Figure data in JSON:

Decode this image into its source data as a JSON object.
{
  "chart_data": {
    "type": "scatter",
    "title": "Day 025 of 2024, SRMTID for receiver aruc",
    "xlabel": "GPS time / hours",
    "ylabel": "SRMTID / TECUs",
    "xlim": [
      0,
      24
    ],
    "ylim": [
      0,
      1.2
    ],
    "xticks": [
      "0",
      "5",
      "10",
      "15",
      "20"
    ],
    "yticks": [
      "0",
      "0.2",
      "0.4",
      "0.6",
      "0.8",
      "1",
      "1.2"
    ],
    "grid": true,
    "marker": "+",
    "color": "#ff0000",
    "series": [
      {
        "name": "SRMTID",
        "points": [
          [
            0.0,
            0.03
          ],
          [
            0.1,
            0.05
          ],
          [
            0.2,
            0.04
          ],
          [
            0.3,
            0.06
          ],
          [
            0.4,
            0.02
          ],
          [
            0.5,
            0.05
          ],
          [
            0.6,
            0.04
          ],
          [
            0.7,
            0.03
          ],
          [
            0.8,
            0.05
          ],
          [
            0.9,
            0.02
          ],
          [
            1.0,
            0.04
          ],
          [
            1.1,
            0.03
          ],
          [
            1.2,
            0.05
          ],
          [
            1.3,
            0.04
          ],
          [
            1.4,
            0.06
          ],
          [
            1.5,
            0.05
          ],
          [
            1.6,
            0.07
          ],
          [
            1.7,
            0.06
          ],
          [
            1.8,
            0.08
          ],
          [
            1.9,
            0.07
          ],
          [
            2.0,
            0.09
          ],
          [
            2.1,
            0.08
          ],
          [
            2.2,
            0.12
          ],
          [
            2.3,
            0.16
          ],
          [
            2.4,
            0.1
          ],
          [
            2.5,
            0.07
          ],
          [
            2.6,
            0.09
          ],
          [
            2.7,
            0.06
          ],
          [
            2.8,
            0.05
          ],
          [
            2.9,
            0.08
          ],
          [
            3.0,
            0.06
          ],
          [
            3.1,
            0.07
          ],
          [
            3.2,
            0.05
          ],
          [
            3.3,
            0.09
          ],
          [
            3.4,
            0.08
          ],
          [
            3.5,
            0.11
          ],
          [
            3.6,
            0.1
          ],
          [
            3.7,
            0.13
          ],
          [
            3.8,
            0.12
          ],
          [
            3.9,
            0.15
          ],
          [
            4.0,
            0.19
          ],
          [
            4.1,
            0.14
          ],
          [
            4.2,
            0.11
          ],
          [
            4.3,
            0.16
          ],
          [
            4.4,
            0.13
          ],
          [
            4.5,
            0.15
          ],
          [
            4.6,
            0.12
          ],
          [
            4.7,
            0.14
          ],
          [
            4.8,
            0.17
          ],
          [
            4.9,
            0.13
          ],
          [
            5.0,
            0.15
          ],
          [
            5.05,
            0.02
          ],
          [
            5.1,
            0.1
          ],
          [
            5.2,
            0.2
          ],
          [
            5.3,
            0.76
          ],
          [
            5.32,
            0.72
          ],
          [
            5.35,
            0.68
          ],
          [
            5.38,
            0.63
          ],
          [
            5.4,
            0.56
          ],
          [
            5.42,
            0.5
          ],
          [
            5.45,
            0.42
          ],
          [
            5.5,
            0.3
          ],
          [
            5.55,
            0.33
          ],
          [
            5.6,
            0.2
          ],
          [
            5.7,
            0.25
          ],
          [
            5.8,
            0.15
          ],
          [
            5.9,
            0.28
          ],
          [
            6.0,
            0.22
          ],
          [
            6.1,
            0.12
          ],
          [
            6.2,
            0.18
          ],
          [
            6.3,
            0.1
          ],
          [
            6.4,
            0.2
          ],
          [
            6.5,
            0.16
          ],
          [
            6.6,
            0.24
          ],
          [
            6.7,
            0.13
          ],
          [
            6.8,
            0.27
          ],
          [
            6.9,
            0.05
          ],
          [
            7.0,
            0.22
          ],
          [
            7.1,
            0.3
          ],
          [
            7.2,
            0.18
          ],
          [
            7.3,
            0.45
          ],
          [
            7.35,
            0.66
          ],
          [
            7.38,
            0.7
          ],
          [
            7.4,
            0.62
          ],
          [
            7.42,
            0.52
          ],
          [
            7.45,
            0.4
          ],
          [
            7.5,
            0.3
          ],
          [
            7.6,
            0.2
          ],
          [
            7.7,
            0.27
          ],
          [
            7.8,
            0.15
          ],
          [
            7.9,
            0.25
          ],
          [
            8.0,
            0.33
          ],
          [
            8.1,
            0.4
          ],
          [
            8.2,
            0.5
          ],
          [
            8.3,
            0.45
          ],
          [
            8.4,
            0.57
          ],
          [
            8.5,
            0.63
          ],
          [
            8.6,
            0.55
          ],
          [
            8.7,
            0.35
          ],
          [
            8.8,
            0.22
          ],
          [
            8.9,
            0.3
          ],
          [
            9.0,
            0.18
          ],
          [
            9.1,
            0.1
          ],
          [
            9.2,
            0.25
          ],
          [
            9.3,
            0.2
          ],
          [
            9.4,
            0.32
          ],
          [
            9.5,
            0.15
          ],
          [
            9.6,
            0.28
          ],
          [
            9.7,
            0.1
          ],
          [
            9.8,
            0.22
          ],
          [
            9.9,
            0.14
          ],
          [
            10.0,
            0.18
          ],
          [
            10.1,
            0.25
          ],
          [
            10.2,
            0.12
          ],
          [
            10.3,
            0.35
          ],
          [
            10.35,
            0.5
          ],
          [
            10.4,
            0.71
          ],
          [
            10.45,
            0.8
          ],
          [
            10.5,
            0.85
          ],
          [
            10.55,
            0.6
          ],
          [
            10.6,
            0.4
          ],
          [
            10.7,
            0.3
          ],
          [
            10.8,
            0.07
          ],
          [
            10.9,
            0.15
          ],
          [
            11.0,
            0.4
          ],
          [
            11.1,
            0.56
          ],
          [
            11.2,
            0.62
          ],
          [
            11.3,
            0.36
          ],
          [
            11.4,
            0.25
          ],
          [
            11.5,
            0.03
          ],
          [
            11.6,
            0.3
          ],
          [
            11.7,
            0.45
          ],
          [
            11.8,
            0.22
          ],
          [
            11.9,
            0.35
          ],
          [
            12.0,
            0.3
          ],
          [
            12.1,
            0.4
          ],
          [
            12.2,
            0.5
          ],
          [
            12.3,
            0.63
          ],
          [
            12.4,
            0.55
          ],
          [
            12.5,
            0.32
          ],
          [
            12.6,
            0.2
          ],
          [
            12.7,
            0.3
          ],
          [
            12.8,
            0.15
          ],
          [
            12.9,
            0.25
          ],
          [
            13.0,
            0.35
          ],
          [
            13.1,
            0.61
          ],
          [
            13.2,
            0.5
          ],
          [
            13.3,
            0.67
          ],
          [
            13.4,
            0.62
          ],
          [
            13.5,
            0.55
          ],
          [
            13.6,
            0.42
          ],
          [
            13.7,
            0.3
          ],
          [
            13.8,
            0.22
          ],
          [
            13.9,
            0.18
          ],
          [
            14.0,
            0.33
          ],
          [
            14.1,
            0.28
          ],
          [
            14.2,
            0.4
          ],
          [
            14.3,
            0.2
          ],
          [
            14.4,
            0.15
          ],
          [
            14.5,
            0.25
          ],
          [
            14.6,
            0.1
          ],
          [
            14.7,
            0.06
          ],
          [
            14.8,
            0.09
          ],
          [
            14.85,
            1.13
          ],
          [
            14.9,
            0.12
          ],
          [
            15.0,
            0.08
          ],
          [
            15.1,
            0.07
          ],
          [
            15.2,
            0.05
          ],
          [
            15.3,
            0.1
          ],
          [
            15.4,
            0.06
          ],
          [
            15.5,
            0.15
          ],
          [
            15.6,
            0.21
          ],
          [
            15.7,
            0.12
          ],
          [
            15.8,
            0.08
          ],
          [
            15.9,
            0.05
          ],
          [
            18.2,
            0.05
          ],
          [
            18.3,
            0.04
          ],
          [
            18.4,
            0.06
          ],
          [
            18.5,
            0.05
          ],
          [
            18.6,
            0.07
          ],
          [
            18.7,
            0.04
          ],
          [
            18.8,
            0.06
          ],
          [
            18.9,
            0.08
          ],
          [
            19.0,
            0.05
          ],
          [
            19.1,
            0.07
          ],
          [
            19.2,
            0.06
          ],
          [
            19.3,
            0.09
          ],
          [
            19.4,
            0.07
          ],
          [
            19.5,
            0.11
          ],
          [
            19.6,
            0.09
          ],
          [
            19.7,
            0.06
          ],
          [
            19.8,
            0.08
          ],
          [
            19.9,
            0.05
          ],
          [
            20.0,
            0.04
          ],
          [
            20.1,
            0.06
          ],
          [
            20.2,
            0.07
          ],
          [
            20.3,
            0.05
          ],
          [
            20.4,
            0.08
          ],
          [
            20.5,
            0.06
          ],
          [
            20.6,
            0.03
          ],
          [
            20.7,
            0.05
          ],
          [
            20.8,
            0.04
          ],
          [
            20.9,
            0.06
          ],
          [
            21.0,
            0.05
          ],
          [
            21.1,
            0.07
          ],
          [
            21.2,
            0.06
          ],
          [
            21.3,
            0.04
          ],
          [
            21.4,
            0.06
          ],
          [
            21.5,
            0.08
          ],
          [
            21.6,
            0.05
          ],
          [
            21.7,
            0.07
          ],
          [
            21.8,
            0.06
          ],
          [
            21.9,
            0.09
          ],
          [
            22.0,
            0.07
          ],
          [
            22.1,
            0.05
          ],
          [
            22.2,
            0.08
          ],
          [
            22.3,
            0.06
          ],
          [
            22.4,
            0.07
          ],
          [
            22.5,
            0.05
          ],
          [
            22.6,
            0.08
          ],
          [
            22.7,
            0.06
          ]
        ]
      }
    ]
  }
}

WORK REQUIRED: Return each line of the data that contains the string "SRMTID".

FINAL ANSWER:
    "title": "Day 025 of 2024, SRMTID for receiver aruc",
    "ylabel": "SRMTID / TECUs",
        "name": "SRMTID",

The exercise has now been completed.